DIRECTIONS:
Produce an exact copy of the lines from the line containing "What data populates" through the last line of the entries below, and only those lines.
--- START OF MATERIALS PROVIDED ---
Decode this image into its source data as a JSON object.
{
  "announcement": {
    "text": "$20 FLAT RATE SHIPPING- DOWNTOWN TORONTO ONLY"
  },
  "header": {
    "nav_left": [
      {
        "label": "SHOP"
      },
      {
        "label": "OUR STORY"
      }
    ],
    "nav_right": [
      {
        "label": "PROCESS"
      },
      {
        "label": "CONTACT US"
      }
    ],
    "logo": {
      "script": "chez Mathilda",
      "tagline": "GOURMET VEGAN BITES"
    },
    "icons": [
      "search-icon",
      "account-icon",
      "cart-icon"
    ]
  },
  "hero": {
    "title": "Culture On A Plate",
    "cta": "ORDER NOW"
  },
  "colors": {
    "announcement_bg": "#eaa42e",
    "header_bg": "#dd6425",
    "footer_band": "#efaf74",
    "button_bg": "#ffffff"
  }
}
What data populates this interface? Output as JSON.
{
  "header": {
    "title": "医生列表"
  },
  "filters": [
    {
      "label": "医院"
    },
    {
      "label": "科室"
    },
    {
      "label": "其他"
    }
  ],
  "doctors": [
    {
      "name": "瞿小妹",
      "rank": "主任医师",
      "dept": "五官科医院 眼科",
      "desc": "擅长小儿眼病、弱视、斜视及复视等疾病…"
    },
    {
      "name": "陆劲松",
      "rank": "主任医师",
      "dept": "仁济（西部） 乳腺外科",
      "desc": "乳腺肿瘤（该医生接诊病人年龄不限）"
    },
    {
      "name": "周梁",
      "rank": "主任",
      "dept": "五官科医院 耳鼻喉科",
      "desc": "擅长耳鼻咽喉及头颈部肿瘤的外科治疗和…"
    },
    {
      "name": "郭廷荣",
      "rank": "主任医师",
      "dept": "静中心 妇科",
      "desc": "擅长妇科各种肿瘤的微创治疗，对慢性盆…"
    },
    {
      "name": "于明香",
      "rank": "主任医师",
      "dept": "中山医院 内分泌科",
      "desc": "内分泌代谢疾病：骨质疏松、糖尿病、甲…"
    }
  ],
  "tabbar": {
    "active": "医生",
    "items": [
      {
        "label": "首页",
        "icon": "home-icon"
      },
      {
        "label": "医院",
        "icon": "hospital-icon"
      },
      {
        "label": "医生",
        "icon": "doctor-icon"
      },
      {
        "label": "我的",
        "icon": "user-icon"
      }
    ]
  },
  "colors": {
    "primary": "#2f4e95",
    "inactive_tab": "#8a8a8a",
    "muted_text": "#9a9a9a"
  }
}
--- END OF MATERIALS PROVIDED ---
WORKED SOLUTION:
What data populates this interface? Output as JSON.
{
  "header": {
    "title": "医生列表"
  },
  "filters": [
    {
      "label": "医院"
    },
    {
      "label": "科室"
    },
    {
      "label": "其他"
    }
  ],
  "doctors": [
    {
      "name": "瞿小妹",
      "rank": "主任医师",
      "dept": "五官科医院 眼科",
      "desc": "擅长小儿眼病、弱视、斜视及复视等疾病…"
    },
    {
      "name": "陆劲松",
      "rank": "主任医师",
      "dept": "仁济（西部） 乳腺外科",
      "desc": "乳腺肿瘤（该医生接诊病人年龄不限）"
    },
    {
      "name": "周梁",
      "rank": "主任",
      "dept": "五官科医院 耳鼻喉科",
      "desc": "擅长耳鼻咽喉及头颈部肿瘤的外科治疗和…"
    },
    {
      "name": "郭廷荣",
      "rank": "主任医师",
      "dept": "静中心 妇科",
      "desc": "擅长妇科各种肿瘤的微创治疗，对慢性盆…"
    },
    {
      "name": "于明香",
      "rank": "主任医师",
      "dept": "中山医院 内分泌科",
      "desc": "内分泌代谢疾病：骨质疏松、糖尿病、甲…"
    }
  ],
  "tabbar": {
    "active": "医生",
    "items": [
      {
        "label": "首页",
        "icon": "home-icon"
      },
      {
        "label": "医院",
        "icon": "hospital-icon"
      },
      {
        "label": "医生",
        "icon": "doctor-icon"
      },
      {
        "label": "我的",
        "icon": "user-icon"
      }
    ]
  },
  "colors": {
    "primary": "#2f4e95",
    "inactive_tab": "#8a8a8a",
    "muted_text": "#9a9a9a"
  }
}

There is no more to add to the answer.